> _CHALLENGE_:
Return each line holding the string "weebly".

>> BEGIN ENTRIES PROVIDED

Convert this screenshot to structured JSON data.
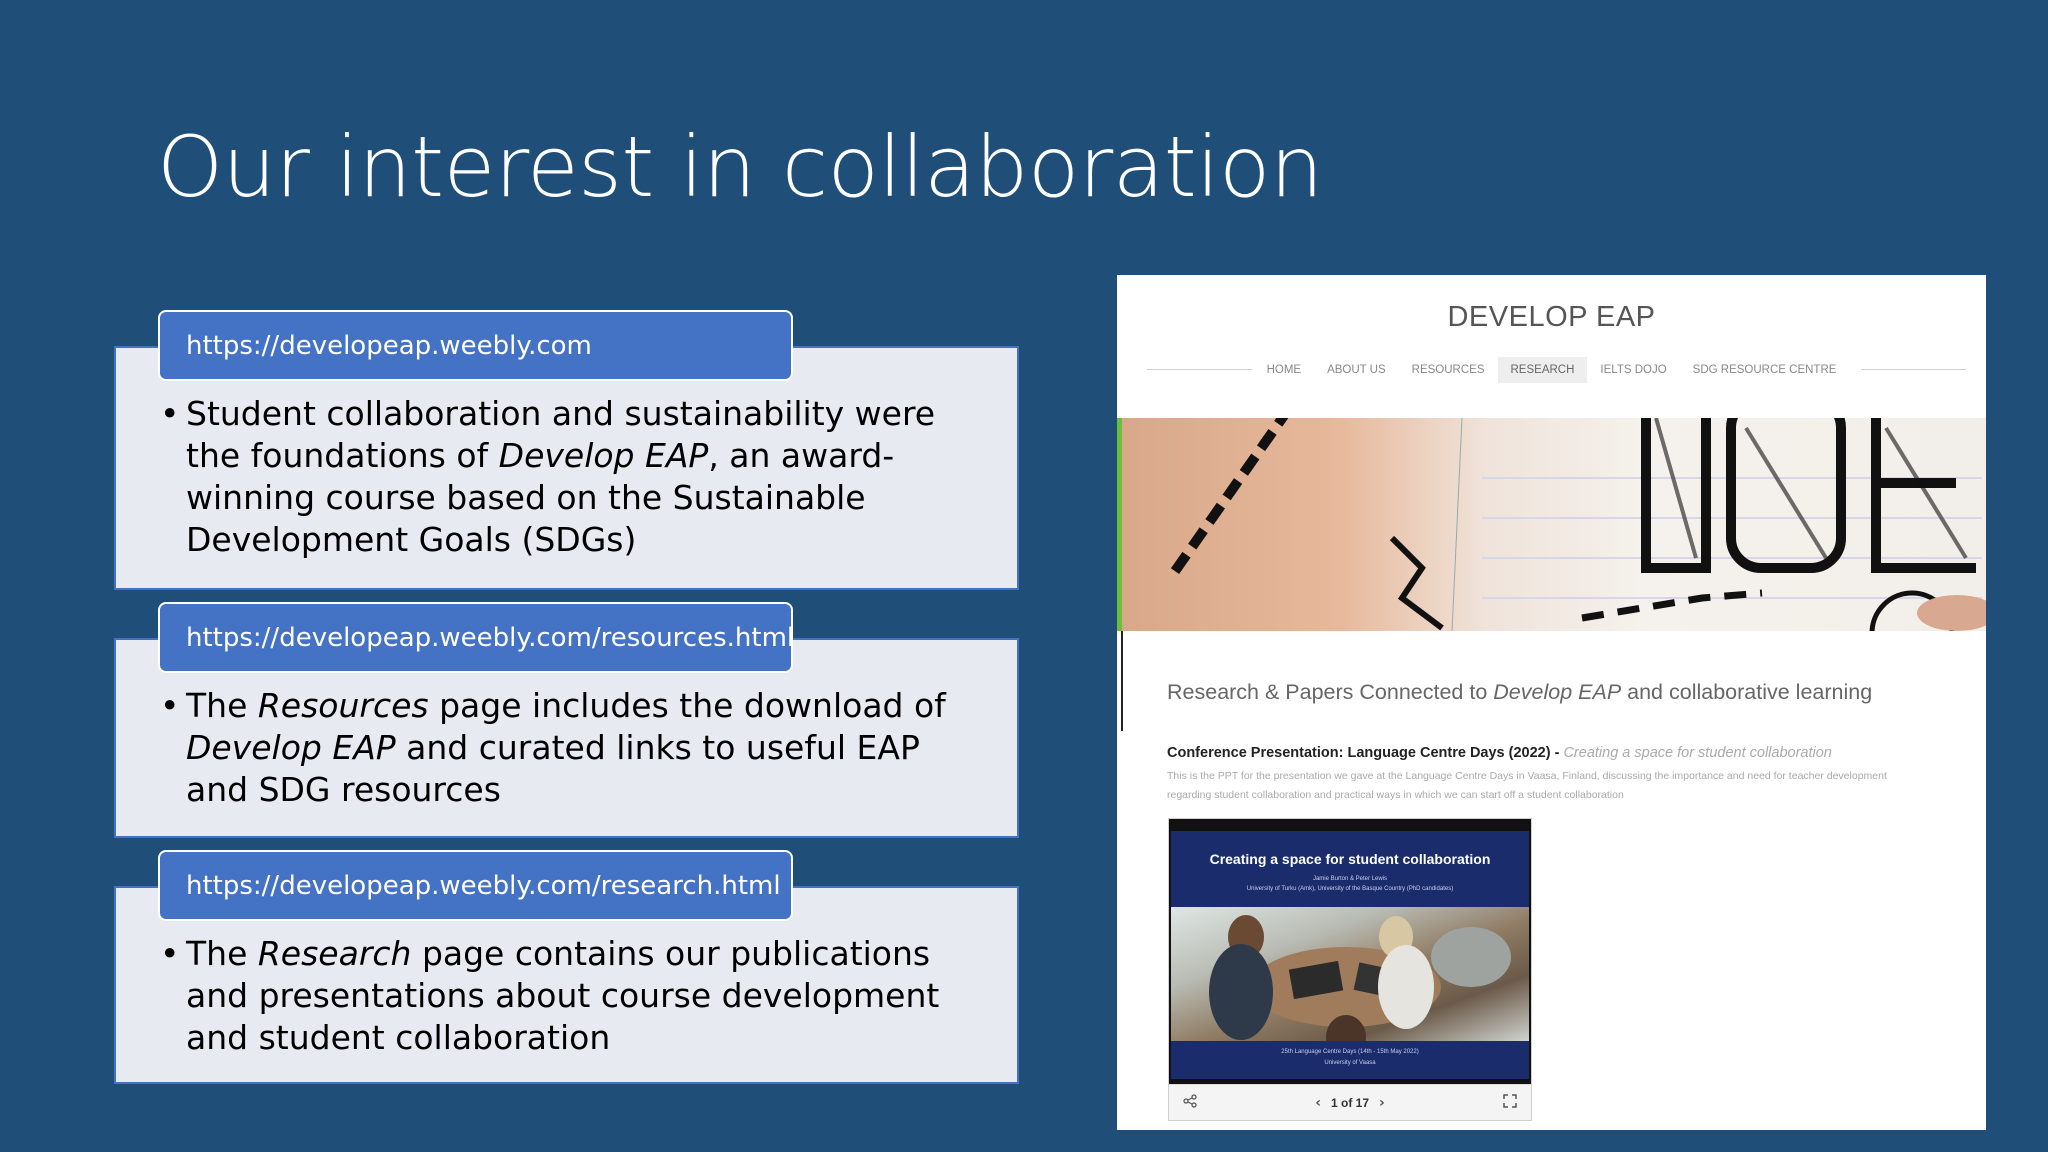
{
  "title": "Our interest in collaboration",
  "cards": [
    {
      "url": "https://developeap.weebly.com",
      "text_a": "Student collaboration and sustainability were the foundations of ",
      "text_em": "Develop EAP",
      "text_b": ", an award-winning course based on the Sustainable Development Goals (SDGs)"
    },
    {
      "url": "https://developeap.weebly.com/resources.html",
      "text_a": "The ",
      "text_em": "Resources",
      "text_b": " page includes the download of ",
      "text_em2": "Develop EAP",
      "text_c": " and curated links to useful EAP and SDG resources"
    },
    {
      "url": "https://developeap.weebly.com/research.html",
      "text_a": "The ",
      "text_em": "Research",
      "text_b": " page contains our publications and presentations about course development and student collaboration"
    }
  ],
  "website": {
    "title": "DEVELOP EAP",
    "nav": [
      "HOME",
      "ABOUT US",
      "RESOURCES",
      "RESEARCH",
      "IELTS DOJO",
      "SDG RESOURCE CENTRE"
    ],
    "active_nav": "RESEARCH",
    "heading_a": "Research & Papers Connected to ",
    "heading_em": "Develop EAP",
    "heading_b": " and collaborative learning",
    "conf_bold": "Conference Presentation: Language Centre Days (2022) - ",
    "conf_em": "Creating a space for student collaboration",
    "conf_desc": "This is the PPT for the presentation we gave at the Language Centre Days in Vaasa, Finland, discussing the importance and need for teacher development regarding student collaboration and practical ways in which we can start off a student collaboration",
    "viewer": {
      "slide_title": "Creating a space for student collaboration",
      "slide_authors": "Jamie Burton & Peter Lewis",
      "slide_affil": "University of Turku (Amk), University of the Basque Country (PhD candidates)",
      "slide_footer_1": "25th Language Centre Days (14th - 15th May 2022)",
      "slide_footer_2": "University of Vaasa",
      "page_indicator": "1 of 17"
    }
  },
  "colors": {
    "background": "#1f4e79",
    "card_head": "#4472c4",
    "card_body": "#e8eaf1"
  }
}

>> END ENTRIES PROVIDED
>> BEGIN ENTRIES PROVIDED

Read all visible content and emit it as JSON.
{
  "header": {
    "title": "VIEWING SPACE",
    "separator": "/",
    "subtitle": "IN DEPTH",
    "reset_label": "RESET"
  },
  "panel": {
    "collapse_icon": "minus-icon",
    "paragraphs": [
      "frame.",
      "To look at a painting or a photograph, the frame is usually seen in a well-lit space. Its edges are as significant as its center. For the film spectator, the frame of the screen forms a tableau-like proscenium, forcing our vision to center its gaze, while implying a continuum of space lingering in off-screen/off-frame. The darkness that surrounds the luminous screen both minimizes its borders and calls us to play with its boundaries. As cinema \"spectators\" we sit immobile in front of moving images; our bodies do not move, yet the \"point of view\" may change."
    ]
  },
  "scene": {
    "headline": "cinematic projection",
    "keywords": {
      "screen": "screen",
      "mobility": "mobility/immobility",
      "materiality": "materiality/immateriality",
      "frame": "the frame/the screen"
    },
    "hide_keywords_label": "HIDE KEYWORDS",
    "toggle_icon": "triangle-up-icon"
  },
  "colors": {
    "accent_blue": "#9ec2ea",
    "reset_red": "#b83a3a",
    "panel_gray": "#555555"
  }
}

>> END ENTRIES PROVIDED

> _FINAL RESULT_:
      "url": "https://developeap.weebly.com",
      "url": "https://developeap.weebly.com/resources.html",
      "url": "https://developeap.weebly.com/research.html",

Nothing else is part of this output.